--- START Available data ---

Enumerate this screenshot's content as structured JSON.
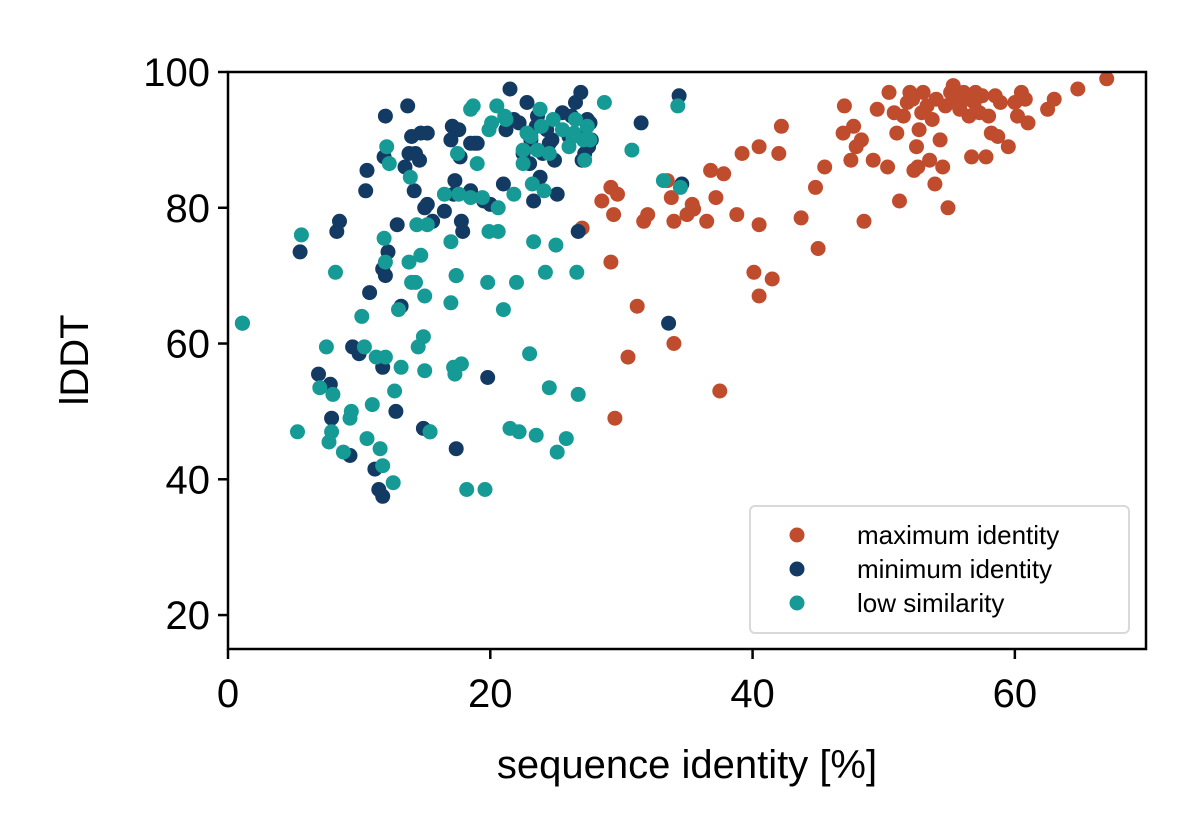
{
  "chart_data": {
    "type": "scatter",
    "title": "",
    "xlabel": "sequence identity [%]",
    "ylabel": "lDDT",
    "xlim": [
      0,
      70
    ],
    "ylim": [
      15,
      100
    ],
    "xticks": [
      "0",
      "20",
      "40",
      "60"
    ],
    "yticks": [
      "20",
      "40",
      "60",
      "80",
      "100"
    ],
    "grid": false,
    "legend_position": "lower-right",
    "series": [
      {
        "name": "maximum identity",
        "color": "#c04c2e",
        "points": [
          [
            27,
            77
          ],
          [
            28.5,
            81
          ],
          [
            29.2,
            83
          ],
          [
            29.7,
            82
          ],
          [
            29.4,
            79
          ],
          [
            29.2,
            72
          ],
          [
            29.5,
            49
          ],
          [
            30.5,
            58
          ],
          [
            31.2,
            65.5
          ],
          [
            31.7,
            78
          ],
          [
            32,
            79
          ],
          [
            33.5,
            84
          ],
          [
            33.8,
            81.5
          ],
          [
            34,
            78
          ],
          [
            34,
            60
          ],
          [
            35,
            79
          ],
          [
            35.4,
            80.5
          ],
          [
            35.5,
            79.8
          ],
          [
            36.5,
            78
          ],
          [
            36.8,
            85.5
          ],
          [
            37.2,
            81.5
          ],
          [
            37.5,
            53
          ],
          [
            37.8,
            85
          ],
          [
            38.8,
            79
          ],
          [
            39.2,
            88
          ],
          [
            40.1,
            70.5
          ],
          [
            40.5,
            89
          ],
          [
            40.5,
            77.5
          ],
          [
            40.5,
            67
          ],
          [
            41.5,
            69.5
          ],
          [
            42,
            88
          ],
          [
            42.2,
            92
          ],
          [
            43.7,
            78.5
          ],
          [
            44.8,
            83
          ],
          [
            45,
            74
          ],
          [
            45.5,
            86
          ],
          [
            46.9,
            91
          ],
          [
            47,
            95
          ],
          [
            47.5,
            87
          ],
          [
            47.7,
            92
          ],
          [
            47.9,
            89
          ],
          [
            48.3,
            90
          ],
          [
            48.5,
            78
          ],
          [
            49.2,
            87
          ],
          [
            49.5,
            94.5
          ],
          [
            50.3,
            86
          ],
          [
            50.4,
            97
          ],
          [
            50.8,
            94
          ],
          [
            51,
            91
          ],
          [
            51.2,
            81
          ],
          [
            51.5,
            93.5
          ],
          [
            51.8,
            95.5
          ],
          [
            52,
            97
          ],
          [
            52.2,
            96
          ],
          [
            52.3,
            85.5
          ],
          [
            52.5,
            89
          ],
          [
            52.6,
            86
          ],
          [
            52.7,
            91.5
          ],
          [
            52.9,
            94
          ],
          [
            53,
            97
          ],
          [
            53.3,
            95
          ],
          [
            53.5,
            87
          ],
          [
            53.7,
            93
          ],
          [
            53.9,
            83.5
          ],
          [
            54,
            96
          ],
          [
            54.3,
            90
          ],
          [
            54.5,
            86
          ],
          [
            54.7,
            95
          ],
          [
            54.9,
            80
          ],
          [
            55.1,
            97
          ],
          [
            55.3,
            98
          ],
          [
            55.5,
            95.5
          ],
          [
            55.8,
            94.5
          ],
          [
            56.1,
            97
          ],
          [
            56.3,
            96
          ],
          [
            56.5,
            93.5
          ],
          [
            56.7,
            87.5
          ],
          [
            56.9,
            95.5
          ],
          [
            57,
            97
          ],
          [
            57.3,
            94
          ],
          [
            57.5,
            96.5
          ],
          [
            57.8,
            87.5
          ],
          [
            58,
            93.5
          ],
          [
            58.2,
            91
          ],
          [
            58.5,
            96.5
          ],
          [
            58.7,
            90.5
          ],
          [
            58.9,
            95.5
          ],
          [
            59.5,
            89
          ],
          [
            60,
            95.5
          ],
          [
            60.2,
            93.5
          ],
          [
            60.5,
            97
          ],
          [
            60.8,
            96
          ],
          [
            61,
            92.5
          ],
          [
            62.5,
            94.5
          ],
          [
            63,
            96
          ],
          [
            64.8,
            97.5
          ],
          [
            67,
            99
          ]
        ]
      },
      {
        "name": "minimum identity",
        "color": "#133a63",
        "points": [
          [
            1.1,
            63
          ],
          [
            5.5,
            73.5
          ],
          [
            6.9,
            55.5
          ],
          [
            7.8,
            54
          ],
          [
            7.9,
            49
          ],
          [
            8.3,
            76.5
          ],
          [
            8.5,
            78
          ],
          [
            9.3,
            43.5
          ],
          [
            9.5,
            59.5
          ],
          [
            10,
            58.5
          ],
          [
            10.5,
            82.5
          ],
          [
            10.6,
            85.5
          ],
          [
            10.8,
            67.5
          ],
          [
            11.2,
            41.5
          ],
          [
            11.5,
            38.5
          ],
          [
            11.8,
            37.5
          ],
          [
            11.8,
            56.5
          ],
          [
            11.8,
            71
          ],
          [
            11.9,
            87.5
          ],
          [
            12,
            93.5
          ],
          [
            12,
            70
          ],
          [
            12.2,
            73.5
          ],
          [
            12.8,
            50
          ],
          [
            12.9,
            77.5
          ],
          [
            13.2,
            65.5
          ],
          [
            13.5,
            86
          ],
          [
            13.7,
            95
          ],
          [
            13.8,
            88
          ],
          [
            14,
            90.5
          ],
          [
            14.2,
            82.5
          ],
          [
            14.3,
            88
          ],
          [
            14.6,
            87
          ],
          [
            14.7,
            91
          ],
          [
            14.9,
            47.5
          ],
          [
            15,
            80
          ],
          [
            15.2,
            91
          ],
          [
            15.2,
            80.5
          ],
          [
            15.4,
            47
          ],
          [
            15.6,
            78
          ],
          [
            16.5,
            79.5
          ],
          [
            17,
            90
          ],
          [
            17.1,
            92
          ],
          [
            17.2,
            82
          ],
          [
            17.3,
            84
          ],
          [
            17.4,
            70
          ],
          [
            17.4,
            44.5
          ],
          [
            17.6,
            91.5
          ],
          [
            17.7,
            87.5
          ],
          [
            17.8,
            78
          ],
          [
            17.9,
            76.5
          ],
          [
            18.5,
            89.5
          ],
          [
            18.5,
            82.5
          ],
          [
            18.8,
            89.5
          ],
          [
            19,
            89.5
          ],
          [
            19.5,
            81
          ],
          [
            19.8,
            55
          ],
          [
            20,
            80.5
          ],
          [
            21,
            83.5
          ],
          [
            21.2,
            91.5
          ],
          [
            21.5,
            97.5
          ],
          [
            21.8,
            93
          ],
          [
            22.2,
            92.5
          ],
          [
            22.5,
            88
          ],
          [
            22.8,
            95.5
          ],
          [
            23,
            86.5
          ],
          [
            23.1,
            90
          ],
          [
            23.3,
            81
          ],
          [
            23.5,
            92
          ],
          [
            23.6,
            93.5
          ],
          [
            23.8,
            84.5
          ],
          [
            24,
            88
          ],
          [
            24.3,
            91.5
          ],
          [
            24.5,
            89.5
          ],
          [
            24.7,
            90
          ],
          [
            24.9,
            87
          ],
          [
            25.1,
            82
          ],
          [
            25.5,
            94
          ],
          [
            26,
            90.5
          ],
          [
            26.2,
            93.5
          ],
          [
            26.5,
            95.5
          ],
          [
            26.7,
            76.5
          ],
          [
            26.9,
            97
          ],
          [
            27,
            87
          ],
          [
            27.1,
            90.5
          ],
          [
            27.2,
            88
          ],
          [
            27.4,
            93
          ],
          [
            27.5,
            89
          ],
          [
            27.6,
            92.5
          ],
          [
            27.7,
            90
          ],
          [
            31.5,
            92.5
          ],
          [
            33.6,
            63
          ],
          [
            34.4,
            96.5
          ],
          [
            34.6,
            83.5
          ]
        ]
      },
      {
        "name": "low similarity",
        "color": "#169a95",
        "points": [
          [
            1.1,
            63
          ],
          [
            5.3,
            47
          ],
          [
            5.6,
            76
          ],
          [
            7,
            53.5
          ],
          [
            7.5,
            59.5
          ],
          [
            7.7,
            45.5
          ],
          [
            7.9,
            47
          ],
          [
            8,
            52.5
          ],
          [
            8.2,
            70.5
          ],
          [
            8.8,
            44
          ],
          [
            9.3,
            49
          ],
          [
            9.4,
            50
          ],
          [
            10.2,
            64
          ],
          [
            10.4,
            59.5
          ],
          [
            10.6,
            46
          ],
          [
            11,
            51
          ],
          [
            11.3,
            58
          ],
          [
            11.6,
            44.5
          ],
          [
            11.8,
            42
          ],
          [
            11.9,
            75.5
          ],
          [
            12,
            58
          ],
          [
            12,
            72
          ],
          [
            12.1,
            89
          ],
          [
            12.3,
            86.5
          ],
          [
            12.6,
            39.5
          ],
          [
            12.7,
            53
          ],
          [
            13,
            65
          ],
          [
            13.2,
            56.5
          ],
          [
            13.8,
            72
          ],
          [
            13.9,
            84.5
          ],
          [
            14,
            69
          ],
          [
            14.3,
            69
          ],
          [
            14.4,
            77.5
          ],
          [
            14.5,
            59.5
          ],
          [
            14.7,
            73
          ],
          [
            14.9,
            61
          ],
          [
            15,
            67
          ],
          [
            15,
            56
          ],
          [
            15.2,
            77.5
          ],
          [
            15.4,
            47
          ],
          [
            16.5,
            82
          ],
          [
            17,
            66
          ],
          [
            17,
            75
          ],
          [
            17.2,
            56.5
          ],
          [
            17.3,
            55.5
          ],
          [
            17.4,
            70
          ],
          [
            17.5,
            88
          ],
          [
            17.6,
            82
          ],
          [
            17.8,
            57
          ],
          [
            18.2,
            38.5
          ],
          [
            18.5,
            81.5
          ],
          [
            18.5,
            94.5
          ],
          [
            18.7,
            95
          ],
          [
            19,
            86.5
          ],
          [
            19.4,
            81.5
          ],
          [
            19.6,
            38.5
          ],
          [
            19.8,
            69
          ],
          [
            19.9,
            91.5
          ],
          [
            19.9,
            76.5
          ],
          [
            20.1,
            92.5
          ],
          [
            20.5,
            95
          ],
          [
            20.6,
            76.5
          ],
          [
            20.6,
            80
          ],
          [
            21,
            65
          ],
          [
            21.1,
            93.5
          ],
          [
            21.2,
            93
          ],
          [
            21.5,
            47.5
          ],
          [
            21.8,
            82
          ],
          [
            22,
            69
          ],
          [
            22.2,
            47
          ],
          [
            22.5,
            86.5
          ],
          [
            22.5,
            88.5
          ],
          [
            22.8,
            91
          ],
          [
            23,
            58.5
          ],
          [
            23.1,
            90.5
          ],
          [
            23.2,
            83.5
          ],
          [
            23.3,
            75
          ],
          [
            23.5,
            46.5
          ],
          [
            23.6,
            88.5
          ],
          [
            23.8,
            94.5
          ],
          [
            23.9,
            92
          ],
          [
            24.1,
            82.5
          ],
          [
            24.2,
            70.5
          ],
          [
            24.5,
            88
          ],
          [
            24.5,
            53.5
          ],
          [
            24.8,
            93
          ],
          [
            25,
            74.5
          ],
          [
            25.1,
            44
          ],
          [
            25.5,
            91.5
          ],
          [
            25.8,
            46
          ],
          [
            26,
            89
          ],
          [
            26.3,
            90.5
          ],
          [
            26.4,
            91
          ],
          [
            26.5,
            93
          ],
          [
            26.6,
            70.5
          ],
          [
            26.7,
            52.5
          ],
          [
            27.1,
            90
          ],
          [
            27.2,
            87
          ],
          [
            27.4,
            92
          ],
          [
            27.6,
            90
          ],
          [
            28.7,
            95.5
          ],
          [
            30.8,
            88.5
          ],
          [
            33.2,
            84
          ],
          [
            34.3,
            95
          ],
          [
            34.5,
            83
          ]
        ]
      }
    ]
  }
}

--- END Available data ---

* _Task directions_
Scan the material above for the string "name" and return the lines that hold it.

* _Written response_
        "name": "maximum identity",
        "name": "minimum identity",
        "name": "low similarity",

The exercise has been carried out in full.